The task: Output every line from the one containing "legend-item-wkhorizontal: WKHorizontal: [1854, 804, 2258, 866]" down to the one containing "legend-item-setpacking: SetPacking: [1854, 740, 2225, 801]", both included, reproducing each one verbatim.

[Extracted records]
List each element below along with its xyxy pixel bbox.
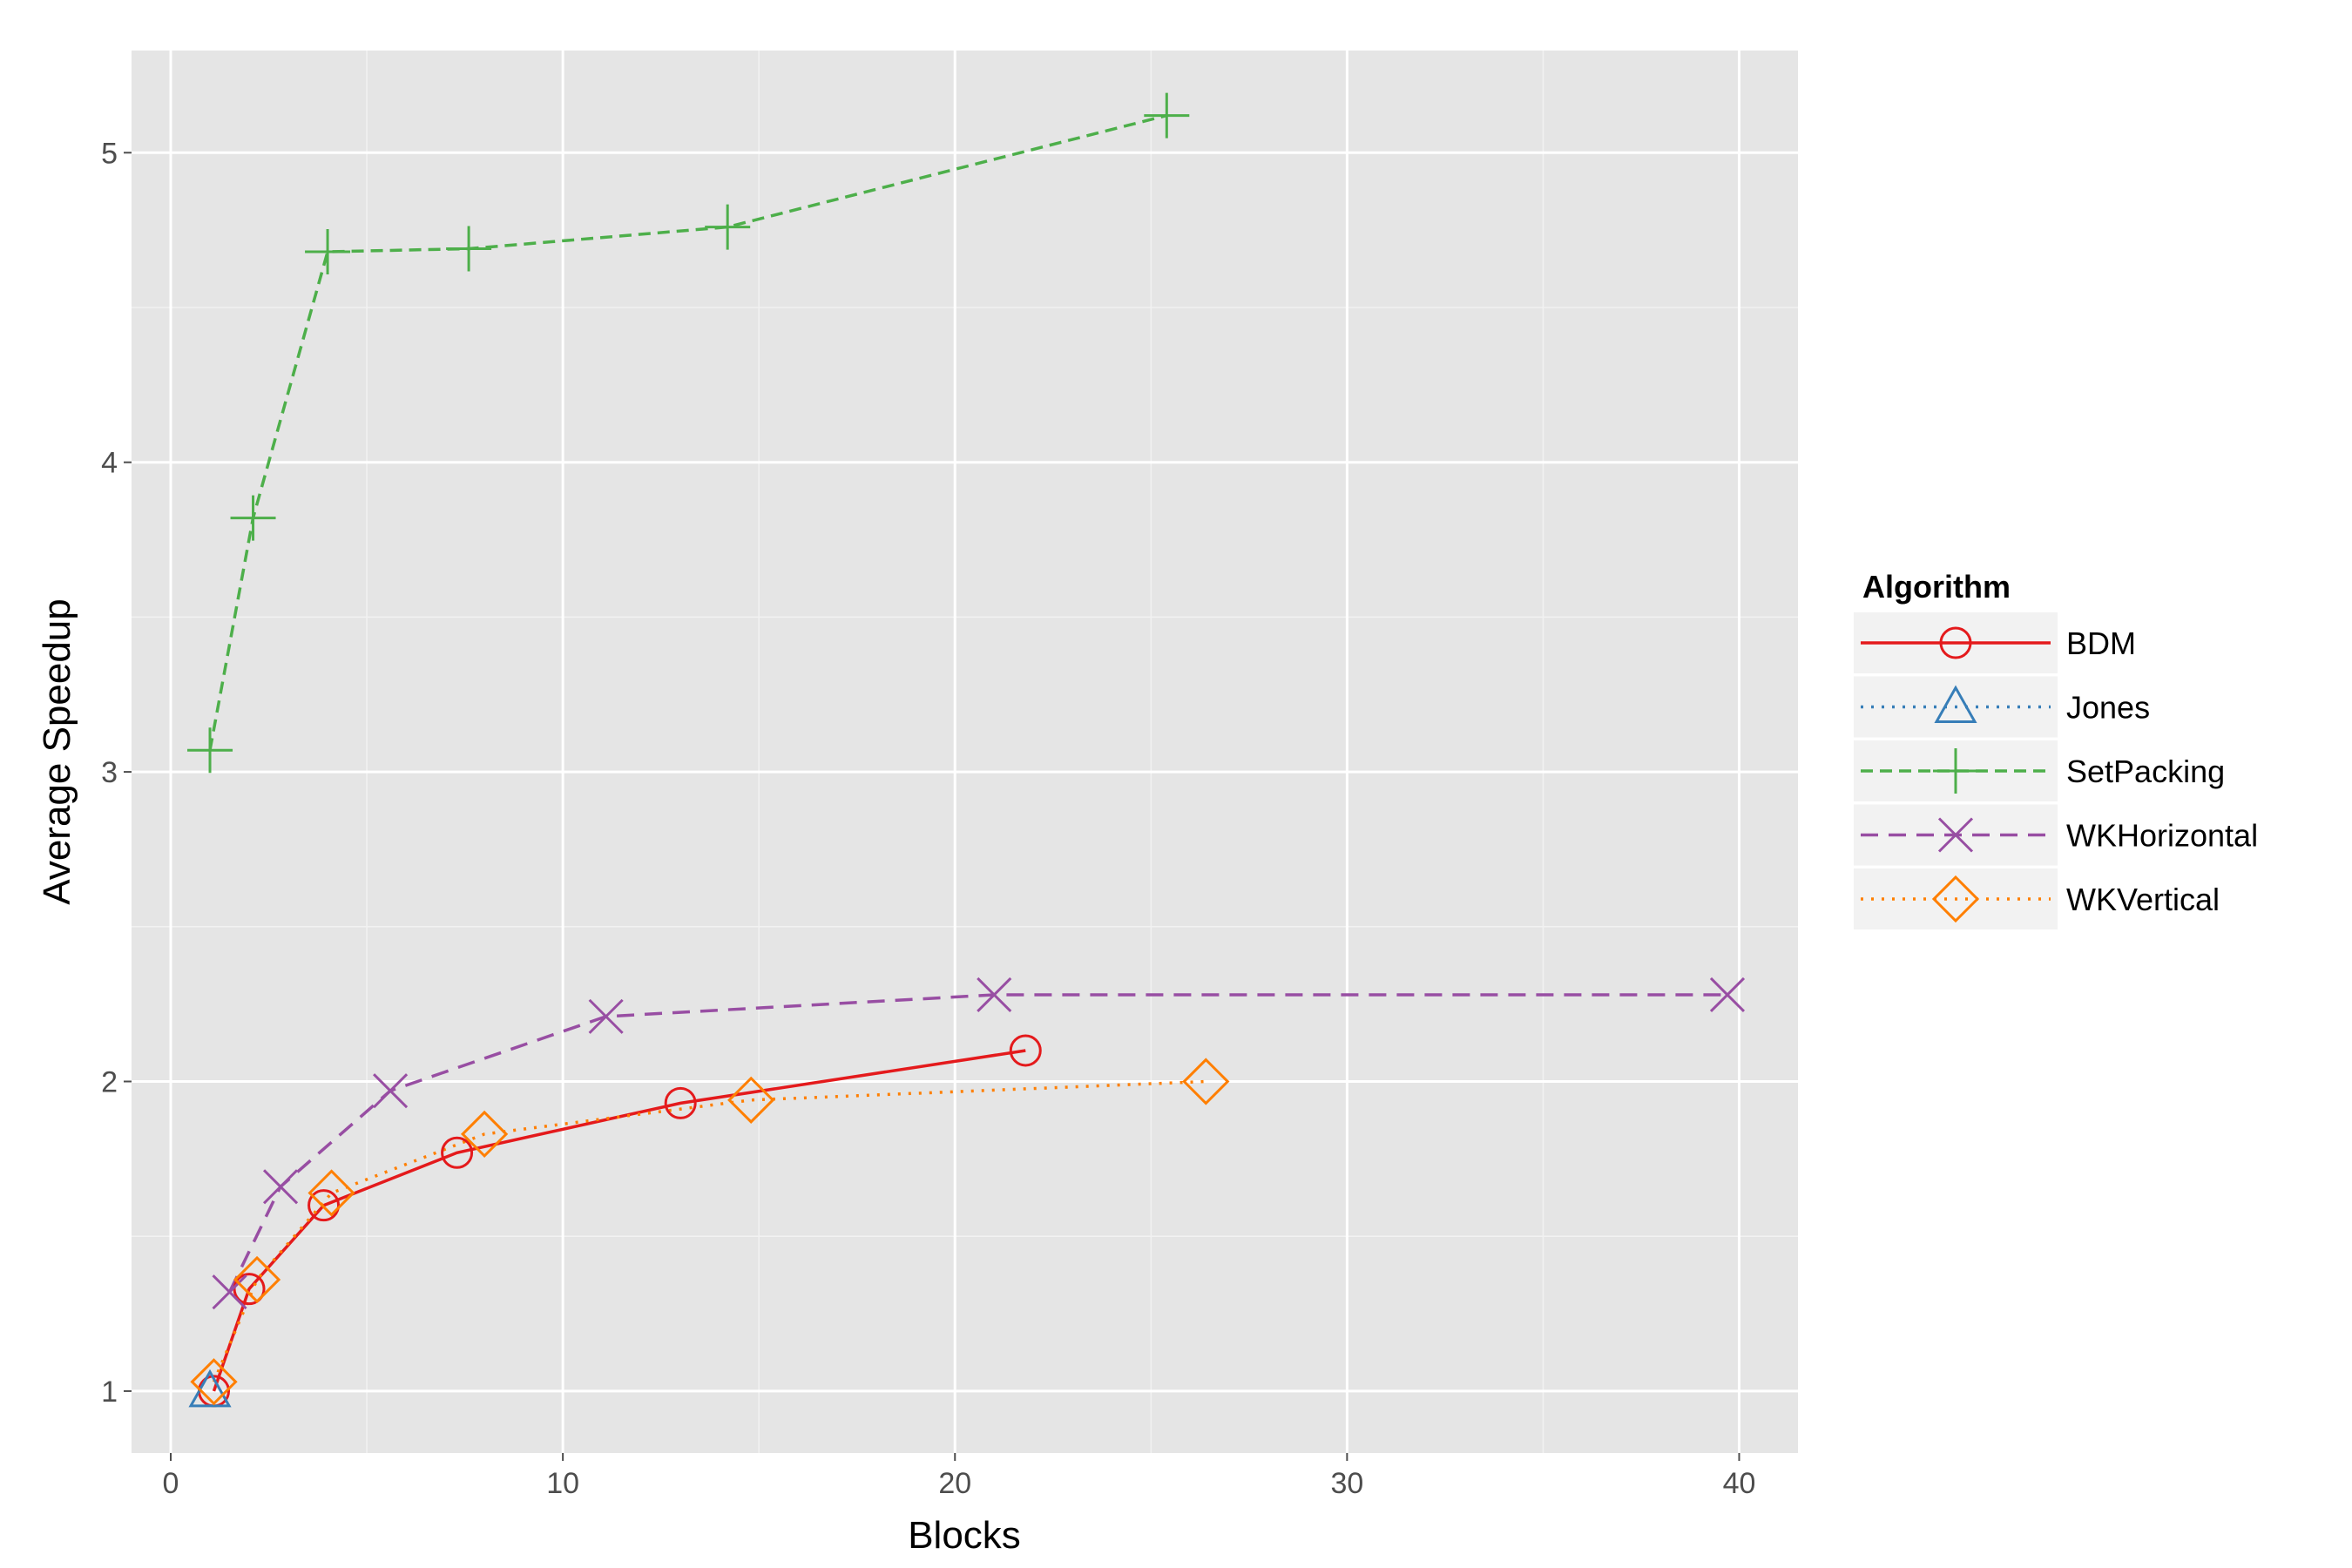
legend-item-wkhorizontal: WKHorizontal: [1854, 804, 2258, 866]
legend-marker-bdm: [1939, 626, 1972, 659]
legend-label-jones: Jones: [2066, 690, 2150, 726]
data-point-bdm: [1009, 1034, 1042, 1067]
y-tick-label: 1: [101, 1375, 118, 1409]
legend-item-setpacking: SetPacking: [1854, 740, 2225, 801]
data-point-setpacking: [187, 727, 233, 774]
legend-item-bdm: BDM: [1854, 612, 2136, 673]
legend-marker-jones: [1934, 685, 1977, 723]
legend-label-setpacking: SetPacking: [2066, 754, 2225, 789]
series-line-wkvertical: [212, 1079, 1206, 1382]
data-point-wkvertical: [727, 1076, 775, 1124]
y-tick-label: 5: [101, 137, 118, 170]
data-point-wkhorizontal: [977, 977, 1012, 1013]
data-point-wkvertical: [233, 1255, 281, 1304]
x-axis: 0 10 20 30 40: [163, 1453, 1756, 1500]
grid-major: [132, 51, 1798, 1453]
y-axis-title: Average Speedup: [36, 598, 78, 904]
y-axis: 1 2 3 4 5: [101, 137, 132, 1409]
legend-item-jones: Jones: [1854, 676, 2150, 738]
data-point-wkhorizontal: [588, 998, 624, 1034]
data-point-setpacking: [705, 204, 751, 250]
data-point-wkhorizontal: [373, 1073, 409, 1109]
series-markers: [187, 92, 1746, 1408]
data-point-wkvertical: [1182, 1058, 1230, 1105]
data-point-wkhorizontal: [1709, 977, 1746, 1013]
data-point-setpacking: [1144, 92, 1190, 139]
data-point-wkvertical: [308, 1169, 355, 1217]
y-tick-label: 3: [101, 756, 118, 789]
series-line-setpacking: [208, 113, 1167, 751]
legend-label-wkhorizontal: WKHorizontal: [2066, 818, 2258, 854]
data-point-setpacking: [305, 229, 351, 275]
x-tick-label: 30: [1330, 1467, 1363, 1500]
legend-marker-setpacking: [1933, 748, 1978, 794]
legend-label-bdm: BDM: [2066, 625, 2136, 661]
legend-item-wkvertical: WKVertical: [1854, 868, 2220, 929]
x-tick-label: 10: [546, 1467, 579, 1500]
grid-minor: [132, 51, 1798, 1453]
legend: Algorithm BDM Jones SetPacking WKHorizontal…: [1854, 569, 2258, 929]
data-point-setpacking: [446, 226, 492, 272]
data-point-wkhorizontal: [262, 1169, 299, 1205]
series-line-wkhorizontal: [227, 993, 1727, 1293]
y-tick-label: 2: [101, 1066, 118, 1099]
y-tick-label: 4: [101, 447, 118, 480]
x-axis-title: Blocks: [908, 1514, 1021, 1557]
legend-items: BDM Jones SetPacking WKHorizontal WKVertical: [1854, 612, 2258, 929]
data-point-setpacking: [230, 495, 276, 541]
plot-panel: [132, 51, 1798, 1453]
legend-label-wkvertical: WKVertical: [2066, 882, 2220, 917]
x-tick-label: 20: [938, 1467, 971, 1500]
data-point-bdm: [441, 1136, 474, 1169]
legend-marker-wkvertical: [1931, 875, 1980, 923]
data-point-wkvertical: [460, 1110, 509, 1159]
x-tick-label: 40: [1723, 1467, 1756, 1500]
data-point-wkvertical: [190, 1358, 238, 1406]
data-point-bdm: [664, 1086, 697, 1119]
x-tick-label: 0: [163, 1467, 179, 1500]
legend-marker-wkhorizontal: [1937, 817, 1974, 853]
legend-title: Algorithm: [1862, 569, 2011, 605]
data-point-bdm: [308, 1189, 341, 1222]
data-point-wkhorizontal: [212, 1274, 247, 1310]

Answer to this task:
legend-item-wkhorizontal: WKHorizontal: [1854, 804, 2258, 866]
legend-marker-bdm: [1939, 626, 1972, 659]
legend-label-jones: Jones: [2066, 690, 2150, 726]
data-point-bdm: [1009, 1034, 1042, 1067]
y-tick-label: 1: [101, 1375, 118, 1409]
legend-item-setpacking: SetPacking: [1854, 740, 2225, 801]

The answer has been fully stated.